Quote the whole listing word for word. Do not include the pictures.

### PROVIDED MATERIAL

#####

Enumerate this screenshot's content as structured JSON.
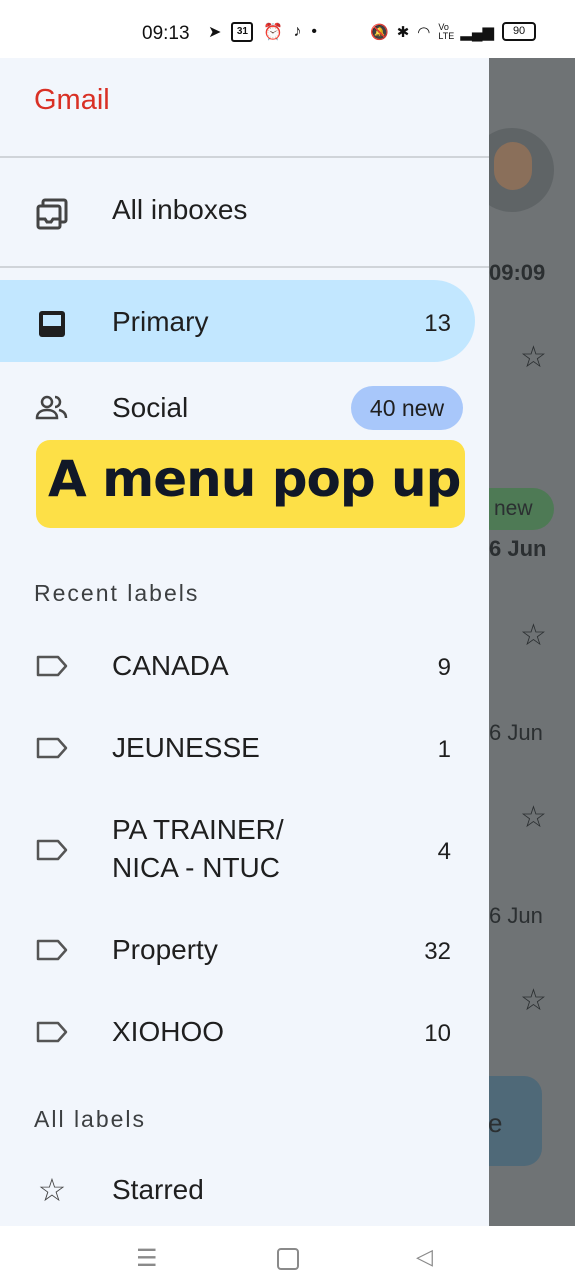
{
  "status_bar": {
    "time": "09:13",
    "calendar_date": "31",
    "battery": "90",
    "signal_text": "Vo LTE"
  },
  "background_list": {
    "time_top": "09:09",
    "new_label": "new",
    "date_1": "6 Jun",
    "date_2": "6 Jun",
    "date_3": "6 Jun",
    "compose_fragment": "e"
  },
  "drawer": {
    "brand": "Gmail",
    "all_inboxes": "All inboxes",
    "primary": {
      "label": "Primary",
      "count": "13"
    },
    "social": {
      "label": "Social",
      "badge": "40 new"
    },
    "banner": "A menu pop up",
    "recent_labels_heading": "Recent labels",
    "labels": [
      {
        "name": "CANADA",
        "count": "9"
      },
      {
        "name": "JEUNESSE",
        "count": "1"
      },
      {
        "name_line1": "PA TRAINER/",
        "name_line2": "NICA - NTUC",
        "count": "4"
      },
      {
        "name": "Property",
        "count": "32"
      },
      {
        "name": "XIOHOO",
        "count": "10"
      }
    ],
    "all_labels_heading": "All labels",
    "starred": "Starred"
  },
  "colors": {
    "brand_red": "#d93025",
    "primary_highlight": "#c2e7ff",
    "badge_blue": "#a8c7fa",
    "banner_yellow": "#fde047"
  }
}
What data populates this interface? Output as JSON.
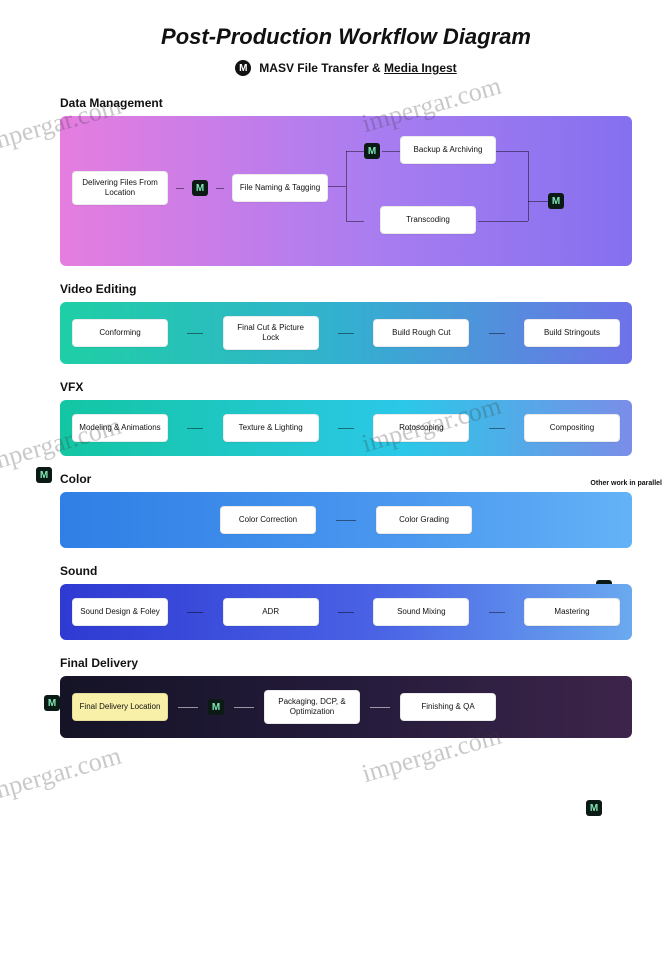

#####

### CORRECT RESULT
Enumerate this screenshot's content as structured JSON.
{
  "status_bar": {
    "time": "09:13",
    "calendar_date": "31",
    "battery": "90",
    "signal_text": "Vo LTE"
  },
  "background_list": {
    "time_top": "09:09",
    "new_label": "new",
    "date_1": "6 Jun",
    "date_2": "6 Jun",
    "date_3": "6 Jun",
    "compose_fragment": "e"
  },
  "drawer": {
    "brand": "Gmail",
    "all_inboxes": "All inboxes",
    "primary": {
      "label": "Primary",
      "count": "13"
    },
    "social": {
      "label": "Social",
      "badge": "40 new"
    },
    "banner": "A menu pop up",
    "recent_labels_heading": "Recent labels",
    "labels": [
      {
        "name": "CANADA",
        "count": "9"
      },
      {
        "name": "JEUNESSE",
        "count": "1"
      },
      {
        "name_line1": "PA TRAINER/",
        "name_line2": "NICA - NTUC",
        "count": "4"
      },
      {
        "name": "Property",
        "count": "32"
      },
      {
        "name": "XIOHOO",
        "count": "10"
      }
    ],
    "all_labels_heading": "All labels",
    "starred": "Starred"
  },
  "colors": {
    "brand_red": "#d93025",
    "primary_highlight": "#c2e7ff",
    "badge_blue": "#a8c7fa",
    "banner_yellow": "#fde047"
  }
}
What data populates this interface? Output as JSON.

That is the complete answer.